What is being asked>
Every line of the material below must be repeated exactly.

■ ■ ■ ■

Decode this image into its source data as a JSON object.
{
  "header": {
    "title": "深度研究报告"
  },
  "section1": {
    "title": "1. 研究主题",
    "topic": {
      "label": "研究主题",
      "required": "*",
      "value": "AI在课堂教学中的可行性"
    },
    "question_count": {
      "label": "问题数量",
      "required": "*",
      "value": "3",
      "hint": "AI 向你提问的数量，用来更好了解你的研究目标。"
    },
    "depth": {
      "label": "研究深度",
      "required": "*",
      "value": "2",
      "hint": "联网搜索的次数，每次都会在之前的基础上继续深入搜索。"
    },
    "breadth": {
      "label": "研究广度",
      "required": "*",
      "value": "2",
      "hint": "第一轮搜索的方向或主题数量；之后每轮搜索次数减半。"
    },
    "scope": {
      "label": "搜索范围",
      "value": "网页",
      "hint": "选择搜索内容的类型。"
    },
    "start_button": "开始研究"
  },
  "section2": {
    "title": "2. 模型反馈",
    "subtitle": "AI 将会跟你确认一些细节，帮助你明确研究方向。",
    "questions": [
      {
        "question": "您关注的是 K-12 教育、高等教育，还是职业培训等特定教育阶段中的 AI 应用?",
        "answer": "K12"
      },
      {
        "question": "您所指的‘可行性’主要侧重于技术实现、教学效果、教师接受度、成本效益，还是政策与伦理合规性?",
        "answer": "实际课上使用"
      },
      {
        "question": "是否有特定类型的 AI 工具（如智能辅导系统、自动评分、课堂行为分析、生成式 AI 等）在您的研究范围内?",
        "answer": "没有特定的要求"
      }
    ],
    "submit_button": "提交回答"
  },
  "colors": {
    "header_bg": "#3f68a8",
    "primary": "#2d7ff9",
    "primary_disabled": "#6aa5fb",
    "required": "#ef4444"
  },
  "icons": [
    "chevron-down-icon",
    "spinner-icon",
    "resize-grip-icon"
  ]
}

■ ■ ■ ■

Response to this exercise>
Decode this image into its source data as a JSON object.
{
  "header": {
    "title": "深度研究报告"
  },
  "section1": {
    "title": "1. 研究主题",
    "topic": {
      "label": "研究主题",
      "required": "*",
      "value": "AI在课堂教学中的可行性"
    },
    "question_count": {
      "label": "问题数量",
      "required": "*",
      "value": "3",
      "hint": "AI 向你提问的数量，用来更好了解你的研究目标。"
    },
    "depth": {
      "label": "研究深度",
      "required": "*",
      "value": "2",
      "hint": "联网搜索的次数，每次都会在之前的基础上继续深入搜索。"
    },
    "breadth": {
      "label": "研究广度",
      "required": "*",
      "value": "2",
      "hint": "第一轮搜索的方向或主题数量；之后每轮搜索次数减半。"
    },
    "scope": {
      "label": "搜索范围",
      "value": "网页",
      "hint": "选择搜索内容的类型。"
    },
    "start_button": "开始研究"
  },
  "section2": {
    "title": "2. 模型反馈",
    "subtitle": "AI 将会跟你确认一些细节，帮助你明确研究方向。",
    "questions": [
      {
        "question": "您关注的是 K-12 教育、高等教育，还是职业培训等特定教育阶段中的 AI 应用?",
        "answer": "K12"
      },
      {
        "question": "您所指的‘可行性’主要侧重于技术实现、教学效果、教师接受度、成本效益，还是政策与伦理合规性?",
        "answer": "实际课上使用"
      },
      {
        "question": "是否有特定类型的 AI 工具（如智能辅导系统、自动评分、课堂行为分析、生成式 AI 等）在您的研究范围内?",
        "answer": "没有特定的要求"
      }
    ],
    "submit_button": "提交回答"
  },
  "colors": {
    "header_bg": "#3f68a8",
    "primary": "#2d7ff9",
    "primary_disabled": "#6aa5fb",
    "required": "#ef4444"
  },
  "icons": [
    "chevron-down-icon",
    "spinner-icon",
    "resize-grip-icon"
  ]
}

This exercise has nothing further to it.